## BEGIN

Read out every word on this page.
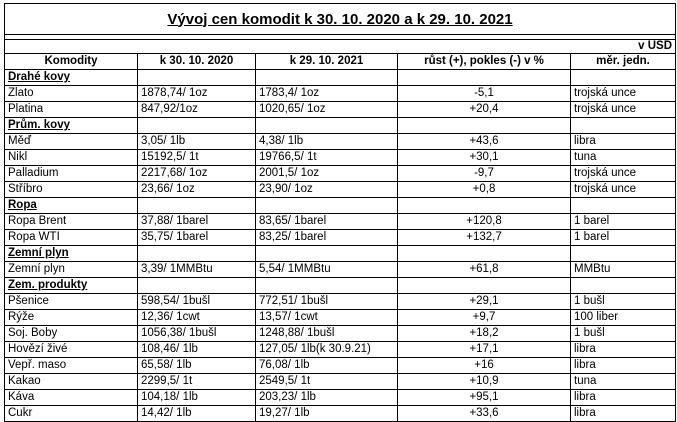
Vývoj cen komodit k 30. 10. 2020 a k 29. 10. 2021				

v USD				
Komodity	k 30. 10. 2020	k 29. 10. 2021	růst (+), pokles (-) v %	měr. jedn.
Drahé kovy				
Zlato	1878,74/ 1oz	1783,4/ 1oz	-5,1	trojská unce
Platina	847,92/1oz	1020,65/ 1oz	+20,4	trojská unce
Prům. kovy				
Měď	3,05/ 1lb	4,38/ 1lb	+43,6	libra
Nikl	15192,5/ 1t	19766,5/ 1t	+30,1	tuna
Palladium	2217,68/ 1oz	2001,5/ 1oz	-9,7	trojská unce
Stříbro	23,66/ 1oz	23,90/ 1oz	+0,8	trojská unce
Ropa				
Ropa Brent	37,88/ 1barel	83,65/ 1barel	+120,8	1 barel
Ropa WTI	35,75/ 1barel	83,25/ 1barel	+132,7	1 barel
Zemní plyn				
Zemní plyn	3,39/ 1MMBtu	5,54/ 1MMBtu	+61,8	MMBtu
Zem. produkty				
Pšenice	598,54/ 1bušl	772,51/ 1bušl	+29,1	1 bušl
Rýže	12,36/ 1cwt	13,57/ 1cwt	+9,7	100 liber
Soj. Boby	1056,38/ 1bušl	1248,88/ 1bušl	+18,2	1 bušl
Hovězí živé	108,46/ 1lb	127,05/ 1lb(k 30.9.21)	+17,1	libra
Vepř. maso	65,58/ 1lb	76,08/ 1lb	+16	libra
Kakao	2299,5/ 1t	2549,5/ 1t	+10,9	tuna
Káva	104,18/ 1lb	203,23/ 1lb	+95,1	libra
Cukr	14,42/ 1lb	19,27/ 1lb	+33,6	libra
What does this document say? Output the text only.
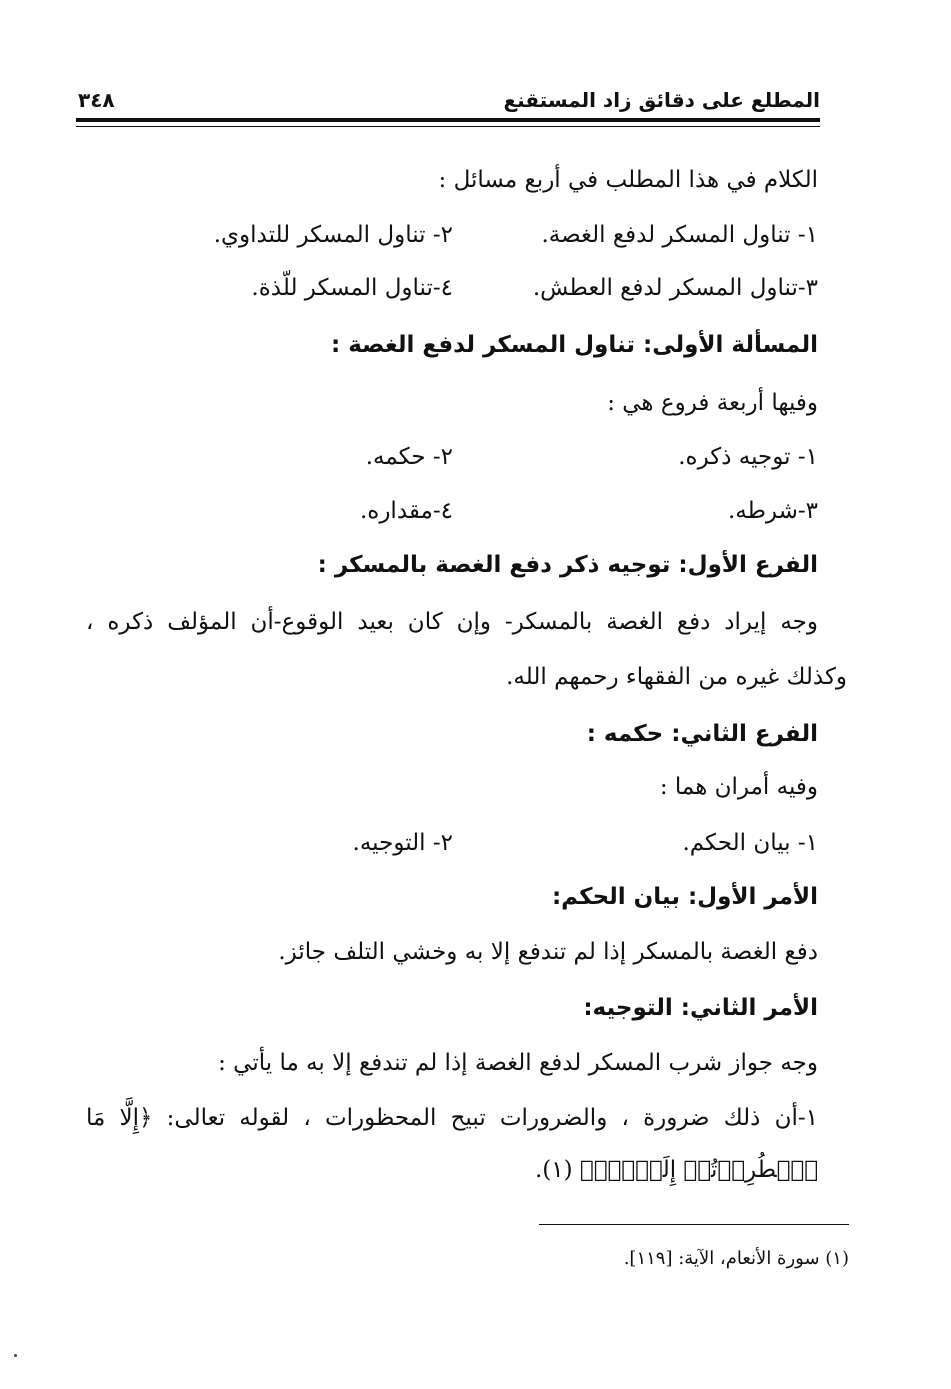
المطلع على دقائق زاد المستقنع
٣٤٨
الكلام في هذا المطلب في أربع مسائل :
١- تناول المسكر لدفع الغصة.
٢- تناول المسكر للتداوي.
٣-تناول المسكر لدفع العطش.
٤-تناول المسكر للّذة.
المسألة الأولى: تناول المسكر لدفع الغصة :
وفيها أربعة فروع هي :
١- توجيه ذكره.
٢- حكمه.
٣-شرطه.
٤-مقداره.
الفرع الأول: توجيه ذكر دفع الغصة بالمسكر :
وجه إيراد دفع الغصة بالمسكر- وإن كان بعيد الوقوع-أن المؤلف ذكره ،
وكذلك غيره من الفقهاء رحمهم الله.
الفرع الثاني: حكمه :
وفيه أمران هما :
١- بيان الحكم.
٢- التوجيه.
الأمر الأول: بيان الحكم:
دفع الغصة بالمسكر إذا لم تندفع إلا به وخشي التلف جائز.
الأمر الثاني: التوجيه:
وجه جواز شرب المسكر لدفع الغصة إذا لم تندفع إلا به ما يأتي :
١-أن ذلك ضرورة ، والضرورات تبيح المحظورات ، لقوله تعالى: ﴿إِلَّا مَا
ٱضۡطُرِرۡتُمۡ إِلَيۡهِۗ﴾ (١).
(١) سورة الأنعام، الآية: [١١٩].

## END

Required work - Give nothing but the number of lines containing the string "الفرع".

Reply to the task - 2